Keep only the lines of the listing that include the word "period", and copy them.

start Extracted records

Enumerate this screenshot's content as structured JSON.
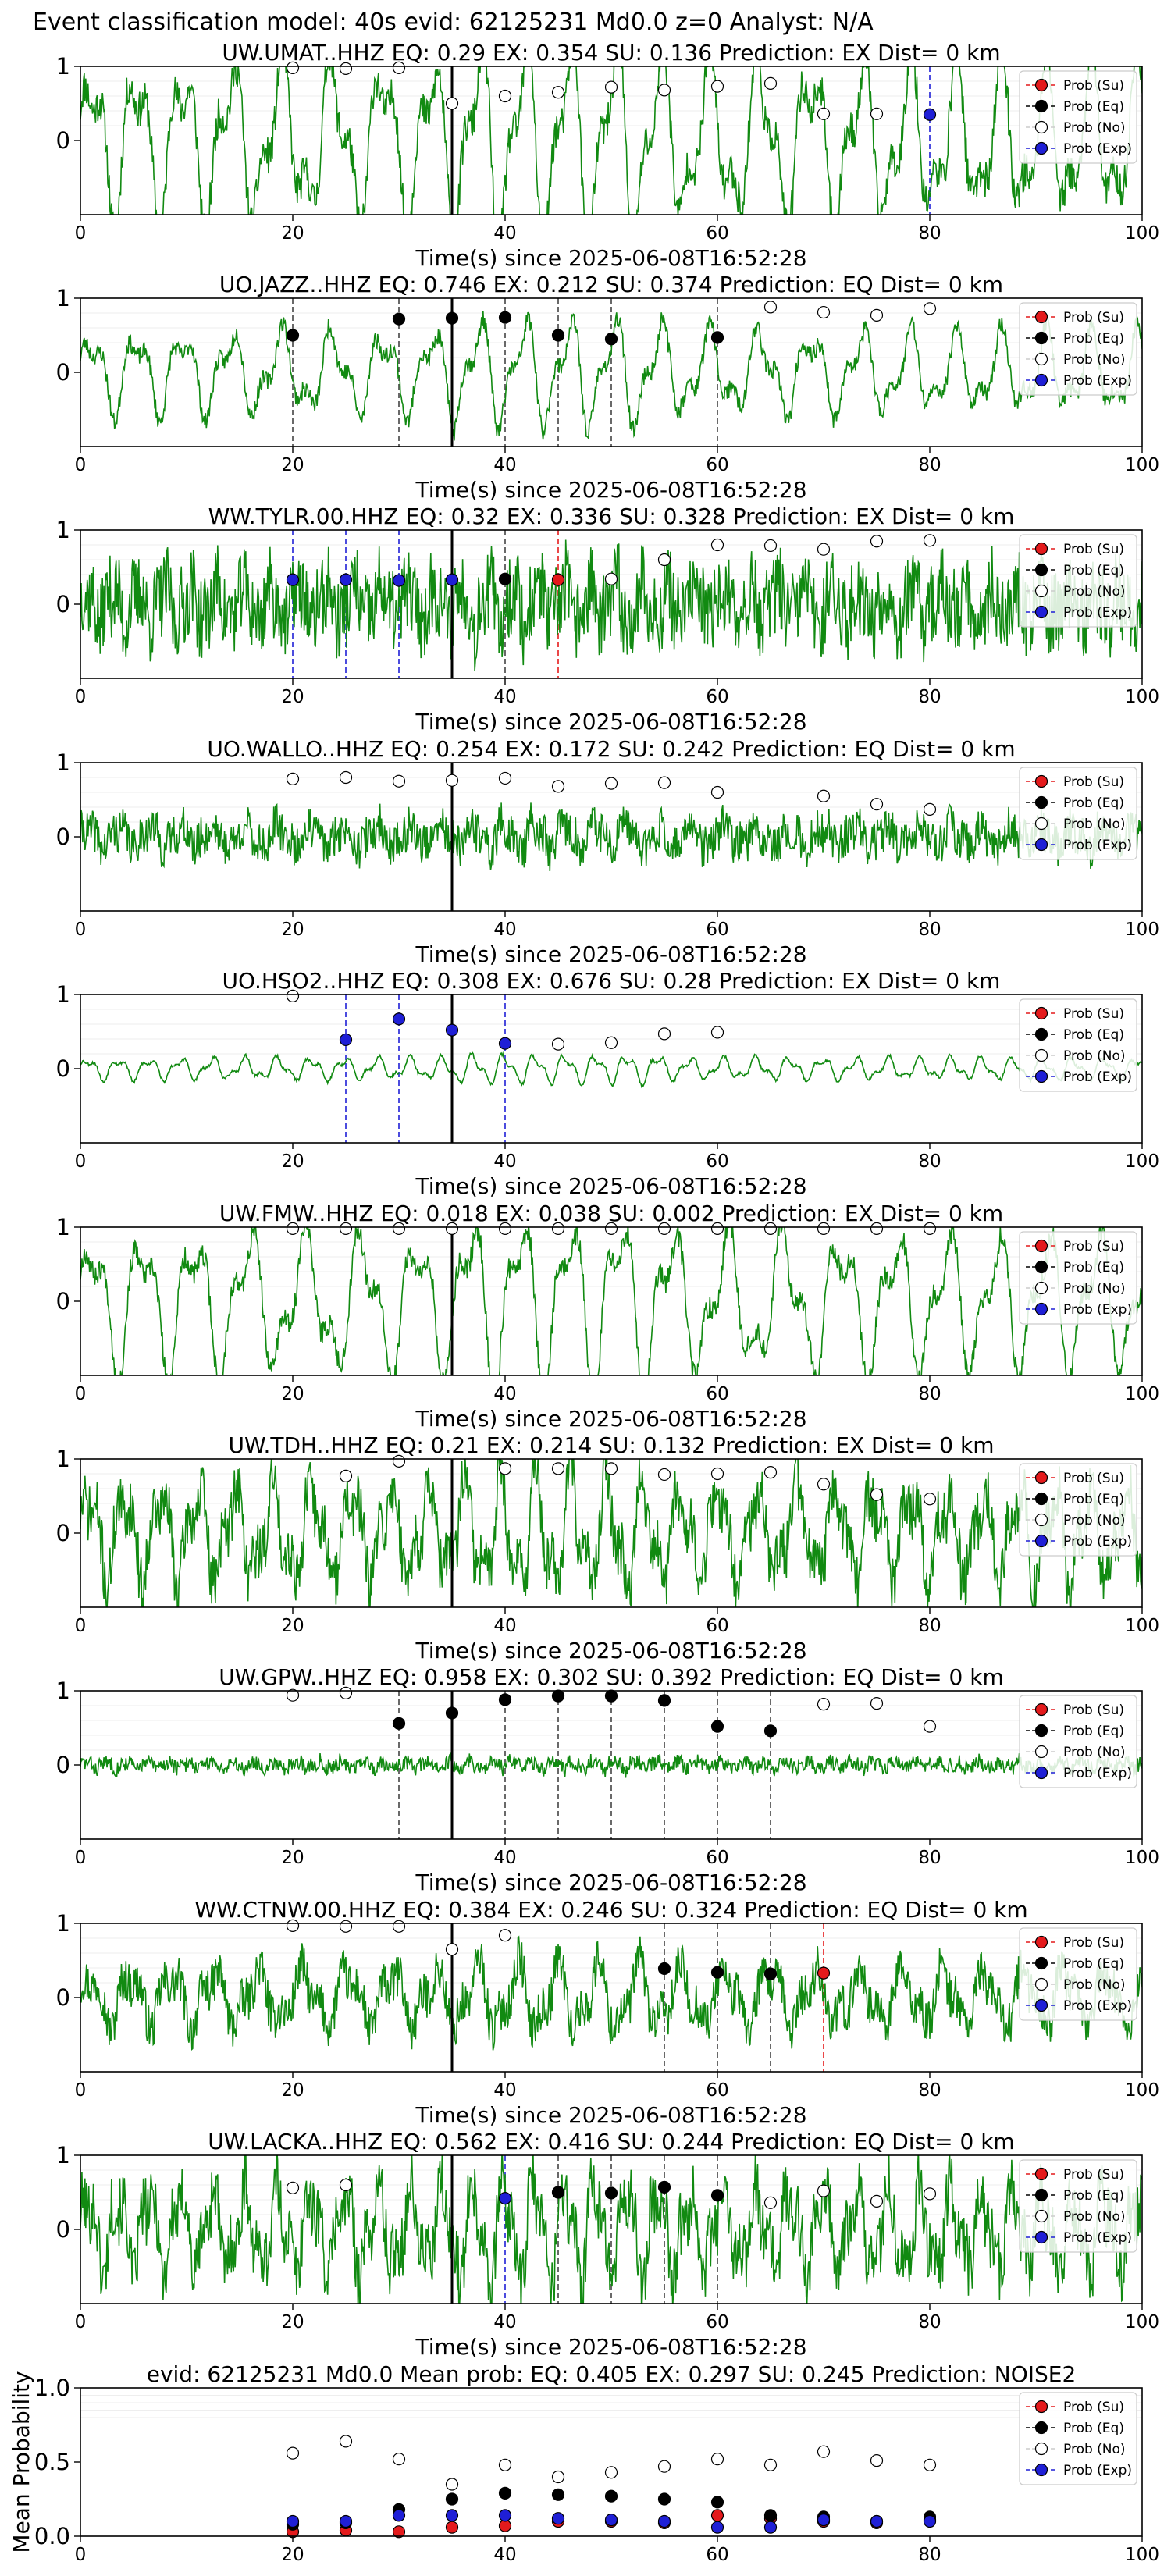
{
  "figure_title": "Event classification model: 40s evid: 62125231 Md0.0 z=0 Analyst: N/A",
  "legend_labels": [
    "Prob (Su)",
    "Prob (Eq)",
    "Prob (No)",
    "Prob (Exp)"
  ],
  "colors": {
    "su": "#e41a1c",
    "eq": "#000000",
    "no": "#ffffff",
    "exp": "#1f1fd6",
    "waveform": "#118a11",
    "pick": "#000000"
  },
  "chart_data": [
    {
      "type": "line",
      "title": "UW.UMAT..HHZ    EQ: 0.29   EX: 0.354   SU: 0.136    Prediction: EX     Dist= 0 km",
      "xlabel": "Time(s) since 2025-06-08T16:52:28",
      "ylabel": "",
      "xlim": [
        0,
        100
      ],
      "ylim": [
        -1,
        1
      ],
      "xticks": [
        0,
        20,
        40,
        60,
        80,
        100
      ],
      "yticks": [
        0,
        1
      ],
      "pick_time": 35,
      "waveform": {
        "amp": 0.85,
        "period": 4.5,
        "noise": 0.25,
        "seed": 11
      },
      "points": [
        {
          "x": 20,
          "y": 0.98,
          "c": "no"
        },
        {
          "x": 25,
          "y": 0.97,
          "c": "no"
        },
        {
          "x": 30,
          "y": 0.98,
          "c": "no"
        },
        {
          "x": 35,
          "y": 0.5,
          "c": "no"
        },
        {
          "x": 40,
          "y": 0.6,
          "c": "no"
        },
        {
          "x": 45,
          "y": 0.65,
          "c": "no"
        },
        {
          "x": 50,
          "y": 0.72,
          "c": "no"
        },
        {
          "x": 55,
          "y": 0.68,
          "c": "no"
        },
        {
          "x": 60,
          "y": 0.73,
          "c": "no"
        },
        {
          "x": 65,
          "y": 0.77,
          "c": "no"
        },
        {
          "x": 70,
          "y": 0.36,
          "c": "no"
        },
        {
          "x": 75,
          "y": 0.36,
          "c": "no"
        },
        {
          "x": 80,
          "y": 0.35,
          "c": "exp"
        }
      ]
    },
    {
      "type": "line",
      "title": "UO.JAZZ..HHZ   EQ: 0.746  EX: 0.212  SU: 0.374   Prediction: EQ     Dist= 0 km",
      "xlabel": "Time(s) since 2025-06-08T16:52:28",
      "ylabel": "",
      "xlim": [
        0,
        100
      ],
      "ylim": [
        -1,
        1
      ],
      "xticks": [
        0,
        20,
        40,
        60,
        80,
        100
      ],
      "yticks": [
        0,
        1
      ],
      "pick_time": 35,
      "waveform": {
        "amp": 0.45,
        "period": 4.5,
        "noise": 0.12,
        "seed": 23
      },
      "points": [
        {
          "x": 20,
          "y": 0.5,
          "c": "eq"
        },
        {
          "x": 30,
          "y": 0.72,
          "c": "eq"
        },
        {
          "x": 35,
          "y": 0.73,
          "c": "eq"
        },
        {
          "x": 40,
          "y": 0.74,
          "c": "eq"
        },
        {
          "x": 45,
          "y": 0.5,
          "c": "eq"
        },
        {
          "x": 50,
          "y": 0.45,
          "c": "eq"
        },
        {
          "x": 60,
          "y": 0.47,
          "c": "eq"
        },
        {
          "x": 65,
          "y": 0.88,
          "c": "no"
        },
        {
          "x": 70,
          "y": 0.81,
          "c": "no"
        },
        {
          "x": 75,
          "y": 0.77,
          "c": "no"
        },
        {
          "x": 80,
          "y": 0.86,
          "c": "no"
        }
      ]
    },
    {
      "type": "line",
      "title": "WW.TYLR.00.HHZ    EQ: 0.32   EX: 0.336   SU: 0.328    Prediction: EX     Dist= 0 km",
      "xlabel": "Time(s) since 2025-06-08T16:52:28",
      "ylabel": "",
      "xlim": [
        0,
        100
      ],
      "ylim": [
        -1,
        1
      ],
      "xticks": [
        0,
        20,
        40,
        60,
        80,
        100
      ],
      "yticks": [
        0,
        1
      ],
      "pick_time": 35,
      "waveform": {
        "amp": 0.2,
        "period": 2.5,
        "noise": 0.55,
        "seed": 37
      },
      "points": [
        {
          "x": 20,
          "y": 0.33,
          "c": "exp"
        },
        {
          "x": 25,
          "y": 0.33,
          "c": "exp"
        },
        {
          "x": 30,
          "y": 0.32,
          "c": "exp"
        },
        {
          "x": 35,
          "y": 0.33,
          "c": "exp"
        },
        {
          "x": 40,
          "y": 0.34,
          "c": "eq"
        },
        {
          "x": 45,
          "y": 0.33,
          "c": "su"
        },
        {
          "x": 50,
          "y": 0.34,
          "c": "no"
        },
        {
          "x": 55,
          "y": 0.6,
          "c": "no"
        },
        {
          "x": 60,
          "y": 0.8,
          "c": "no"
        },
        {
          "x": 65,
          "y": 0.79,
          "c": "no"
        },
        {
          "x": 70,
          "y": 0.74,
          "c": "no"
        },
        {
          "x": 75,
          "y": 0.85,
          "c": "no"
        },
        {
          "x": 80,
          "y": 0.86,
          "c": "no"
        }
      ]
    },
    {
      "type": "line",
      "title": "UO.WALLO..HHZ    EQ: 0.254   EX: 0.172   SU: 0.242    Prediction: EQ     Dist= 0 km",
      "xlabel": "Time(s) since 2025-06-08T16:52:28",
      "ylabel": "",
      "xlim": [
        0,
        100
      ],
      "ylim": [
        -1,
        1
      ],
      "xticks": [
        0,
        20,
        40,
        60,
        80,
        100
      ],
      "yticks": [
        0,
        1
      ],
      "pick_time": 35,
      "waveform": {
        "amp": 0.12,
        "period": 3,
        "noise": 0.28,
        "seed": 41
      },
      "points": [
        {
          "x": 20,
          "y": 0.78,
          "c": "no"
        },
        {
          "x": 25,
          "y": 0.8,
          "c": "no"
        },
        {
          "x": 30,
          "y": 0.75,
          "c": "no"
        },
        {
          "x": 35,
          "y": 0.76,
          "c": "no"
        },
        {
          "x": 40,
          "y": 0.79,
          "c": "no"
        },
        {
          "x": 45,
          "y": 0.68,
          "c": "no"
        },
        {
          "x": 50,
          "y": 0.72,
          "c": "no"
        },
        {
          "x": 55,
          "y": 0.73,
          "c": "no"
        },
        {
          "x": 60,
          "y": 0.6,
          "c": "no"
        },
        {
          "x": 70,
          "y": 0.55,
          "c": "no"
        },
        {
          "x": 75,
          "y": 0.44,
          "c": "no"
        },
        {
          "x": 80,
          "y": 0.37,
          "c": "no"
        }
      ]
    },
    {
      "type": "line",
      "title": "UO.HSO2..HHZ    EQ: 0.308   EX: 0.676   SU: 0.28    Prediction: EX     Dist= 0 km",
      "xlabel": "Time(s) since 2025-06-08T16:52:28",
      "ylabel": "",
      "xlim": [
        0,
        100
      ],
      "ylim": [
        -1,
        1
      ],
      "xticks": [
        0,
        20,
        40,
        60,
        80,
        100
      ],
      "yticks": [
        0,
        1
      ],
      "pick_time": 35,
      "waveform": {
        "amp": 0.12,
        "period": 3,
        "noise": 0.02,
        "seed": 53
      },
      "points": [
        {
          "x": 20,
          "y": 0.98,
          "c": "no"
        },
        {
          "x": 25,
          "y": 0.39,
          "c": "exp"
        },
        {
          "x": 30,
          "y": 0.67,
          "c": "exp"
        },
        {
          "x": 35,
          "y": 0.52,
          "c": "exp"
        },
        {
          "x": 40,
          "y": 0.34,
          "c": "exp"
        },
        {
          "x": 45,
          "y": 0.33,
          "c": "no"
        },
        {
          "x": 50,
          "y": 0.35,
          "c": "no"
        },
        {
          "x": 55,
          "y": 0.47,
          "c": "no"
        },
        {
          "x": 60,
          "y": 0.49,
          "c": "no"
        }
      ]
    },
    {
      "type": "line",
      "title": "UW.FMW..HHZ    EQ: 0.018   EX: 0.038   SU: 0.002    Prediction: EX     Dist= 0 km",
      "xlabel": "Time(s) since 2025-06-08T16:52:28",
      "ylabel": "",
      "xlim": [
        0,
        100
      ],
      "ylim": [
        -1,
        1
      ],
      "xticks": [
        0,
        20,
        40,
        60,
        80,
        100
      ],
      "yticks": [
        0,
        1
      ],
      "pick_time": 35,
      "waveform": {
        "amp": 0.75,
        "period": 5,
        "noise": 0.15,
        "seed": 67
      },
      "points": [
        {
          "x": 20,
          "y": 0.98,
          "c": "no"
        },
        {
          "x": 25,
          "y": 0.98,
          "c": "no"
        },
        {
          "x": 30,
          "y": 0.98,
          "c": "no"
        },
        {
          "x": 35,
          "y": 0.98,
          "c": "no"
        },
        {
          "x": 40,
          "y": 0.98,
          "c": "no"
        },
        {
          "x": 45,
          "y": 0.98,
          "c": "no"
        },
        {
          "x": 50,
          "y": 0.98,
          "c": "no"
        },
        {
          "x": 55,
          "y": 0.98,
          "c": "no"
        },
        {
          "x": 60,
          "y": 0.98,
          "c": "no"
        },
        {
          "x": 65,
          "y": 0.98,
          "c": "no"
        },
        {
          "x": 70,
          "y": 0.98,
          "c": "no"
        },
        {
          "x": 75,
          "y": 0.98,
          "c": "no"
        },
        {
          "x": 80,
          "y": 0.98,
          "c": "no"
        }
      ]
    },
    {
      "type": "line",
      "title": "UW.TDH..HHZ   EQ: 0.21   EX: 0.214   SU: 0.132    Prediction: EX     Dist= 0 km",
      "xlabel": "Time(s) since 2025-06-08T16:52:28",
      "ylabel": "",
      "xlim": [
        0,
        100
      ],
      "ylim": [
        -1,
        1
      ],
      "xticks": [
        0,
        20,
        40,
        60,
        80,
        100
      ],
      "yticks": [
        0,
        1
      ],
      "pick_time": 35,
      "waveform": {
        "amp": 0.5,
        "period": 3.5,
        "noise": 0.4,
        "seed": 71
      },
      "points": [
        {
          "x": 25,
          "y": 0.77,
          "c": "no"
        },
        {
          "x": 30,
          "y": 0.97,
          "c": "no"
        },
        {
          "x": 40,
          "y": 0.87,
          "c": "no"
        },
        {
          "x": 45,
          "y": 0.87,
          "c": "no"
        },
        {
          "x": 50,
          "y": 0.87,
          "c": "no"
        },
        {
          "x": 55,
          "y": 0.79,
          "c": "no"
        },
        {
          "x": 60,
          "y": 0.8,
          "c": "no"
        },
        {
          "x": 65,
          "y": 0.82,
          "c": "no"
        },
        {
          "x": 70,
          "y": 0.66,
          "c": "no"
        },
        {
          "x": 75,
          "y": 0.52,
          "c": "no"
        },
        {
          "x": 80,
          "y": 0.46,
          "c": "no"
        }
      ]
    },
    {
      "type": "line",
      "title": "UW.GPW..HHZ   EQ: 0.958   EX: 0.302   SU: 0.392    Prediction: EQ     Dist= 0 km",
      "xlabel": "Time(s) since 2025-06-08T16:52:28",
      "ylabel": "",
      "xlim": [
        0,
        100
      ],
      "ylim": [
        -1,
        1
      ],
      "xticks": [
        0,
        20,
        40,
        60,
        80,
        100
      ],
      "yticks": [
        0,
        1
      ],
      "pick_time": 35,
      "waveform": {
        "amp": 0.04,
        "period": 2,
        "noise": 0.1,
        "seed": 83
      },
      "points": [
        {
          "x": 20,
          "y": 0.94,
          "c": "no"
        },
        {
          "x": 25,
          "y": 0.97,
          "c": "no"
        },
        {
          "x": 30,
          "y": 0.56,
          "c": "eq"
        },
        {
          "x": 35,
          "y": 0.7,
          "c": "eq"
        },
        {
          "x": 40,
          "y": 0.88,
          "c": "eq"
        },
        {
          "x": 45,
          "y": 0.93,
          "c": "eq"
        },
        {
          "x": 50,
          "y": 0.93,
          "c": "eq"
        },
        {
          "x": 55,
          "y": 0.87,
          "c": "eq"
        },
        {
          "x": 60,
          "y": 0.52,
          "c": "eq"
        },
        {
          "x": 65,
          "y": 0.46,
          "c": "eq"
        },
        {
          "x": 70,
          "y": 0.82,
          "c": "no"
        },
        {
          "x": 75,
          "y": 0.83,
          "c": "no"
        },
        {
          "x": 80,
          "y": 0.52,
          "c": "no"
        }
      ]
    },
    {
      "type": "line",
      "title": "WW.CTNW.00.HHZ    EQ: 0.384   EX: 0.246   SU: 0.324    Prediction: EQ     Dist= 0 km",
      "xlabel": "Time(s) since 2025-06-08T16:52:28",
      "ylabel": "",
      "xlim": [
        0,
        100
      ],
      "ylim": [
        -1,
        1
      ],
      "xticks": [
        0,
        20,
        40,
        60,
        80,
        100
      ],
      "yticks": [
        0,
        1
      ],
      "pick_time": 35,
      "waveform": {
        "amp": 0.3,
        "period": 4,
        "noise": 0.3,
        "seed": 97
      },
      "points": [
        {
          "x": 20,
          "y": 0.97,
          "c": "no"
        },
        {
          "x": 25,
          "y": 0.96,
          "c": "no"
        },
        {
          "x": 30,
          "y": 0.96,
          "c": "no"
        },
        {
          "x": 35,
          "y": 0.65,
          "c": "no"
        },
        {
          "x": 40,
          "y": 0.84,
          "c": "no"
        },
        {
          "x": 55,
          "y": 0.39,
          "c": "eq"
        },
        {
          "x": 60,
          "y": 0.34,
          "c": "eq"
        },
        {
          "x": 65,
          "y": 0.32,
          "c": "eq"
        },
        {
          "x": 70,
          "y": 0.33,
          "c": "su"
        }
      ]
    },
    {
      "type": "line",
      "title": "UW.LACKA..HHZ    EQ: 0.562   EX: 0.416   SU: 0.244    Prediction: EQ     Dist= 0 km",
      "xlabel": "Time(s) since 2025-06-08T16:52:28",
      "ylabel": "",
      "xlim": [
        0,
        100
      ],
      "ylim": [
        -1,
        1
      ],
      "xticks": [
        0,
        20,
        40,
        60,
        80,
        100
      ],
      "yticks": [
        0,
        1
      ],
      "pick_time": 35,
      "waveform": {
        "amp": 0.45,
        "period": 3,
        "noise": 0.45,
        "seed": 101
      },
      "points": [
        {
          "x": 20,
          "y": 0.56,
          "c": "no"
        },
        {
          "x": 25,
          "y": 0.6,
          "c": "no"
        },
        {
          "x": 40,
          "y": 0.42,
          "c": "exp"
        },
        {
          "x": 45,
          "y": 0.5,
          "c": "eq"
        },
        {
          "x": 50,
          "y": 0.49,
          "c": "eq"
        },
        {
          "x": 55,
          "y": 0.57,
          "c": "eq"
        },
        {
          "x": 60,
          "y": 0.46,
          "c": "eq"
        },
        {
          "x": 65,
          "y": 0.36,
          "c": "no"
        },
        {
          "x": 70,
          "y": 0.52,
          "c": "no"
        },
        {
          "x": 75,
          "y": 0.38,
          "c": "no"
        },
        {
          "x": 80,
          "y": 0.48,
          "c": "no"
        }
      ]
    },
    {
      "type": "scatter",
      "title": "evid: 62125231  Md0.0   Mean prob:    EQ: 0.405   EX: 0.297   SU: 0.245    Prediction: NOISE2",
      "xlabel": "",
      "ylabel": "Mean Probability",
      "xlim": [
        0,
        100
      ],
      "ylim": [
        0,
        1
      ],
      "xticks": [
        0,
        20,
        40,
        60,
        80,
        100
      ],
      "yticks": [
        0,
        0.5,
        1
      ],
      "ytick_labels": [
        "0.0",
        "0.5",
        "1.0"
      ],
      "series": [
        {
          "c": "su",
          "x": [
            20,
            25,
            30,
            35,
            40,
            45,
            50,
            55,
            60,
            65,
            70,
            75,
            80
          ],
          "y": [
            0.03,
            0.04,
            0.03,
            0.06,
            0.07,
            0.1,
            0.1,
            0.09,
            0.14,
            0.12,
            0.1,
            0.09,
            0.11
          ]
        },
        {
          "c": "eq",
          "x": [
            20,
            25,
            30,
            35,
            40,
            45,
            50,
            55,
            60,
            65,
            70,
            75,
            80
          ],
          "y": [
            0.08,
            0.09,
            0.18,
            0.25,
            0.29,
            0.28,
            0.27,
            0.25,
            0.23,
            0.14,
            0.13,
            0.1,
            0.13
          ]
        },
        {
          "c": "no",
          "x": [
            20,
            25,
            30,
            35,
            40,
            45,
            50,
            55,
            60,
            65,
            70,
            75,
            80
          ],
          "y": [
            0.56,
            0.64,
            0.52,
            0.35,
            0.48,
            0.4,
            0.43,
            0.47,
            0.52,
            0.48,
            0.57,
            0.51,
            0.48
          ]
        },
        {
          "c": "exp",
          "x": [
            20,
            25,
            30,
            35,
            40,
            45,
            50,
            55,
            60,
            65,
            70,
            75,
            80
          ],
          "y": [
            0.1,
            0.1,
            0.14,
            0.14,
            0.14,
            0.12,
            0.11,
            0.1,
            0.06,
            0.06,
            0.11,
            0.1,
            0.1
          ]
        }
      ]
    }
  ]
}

end Extracted records

## Response to the exercise
        "period": 4.5,
        "period": 4.5,
        "period": 2.5,
        "period": 3,
        "period": 3,
        "period": 5,
        "period": 3.5,
        "period": 2,
        "period": 4,
        "period": 3,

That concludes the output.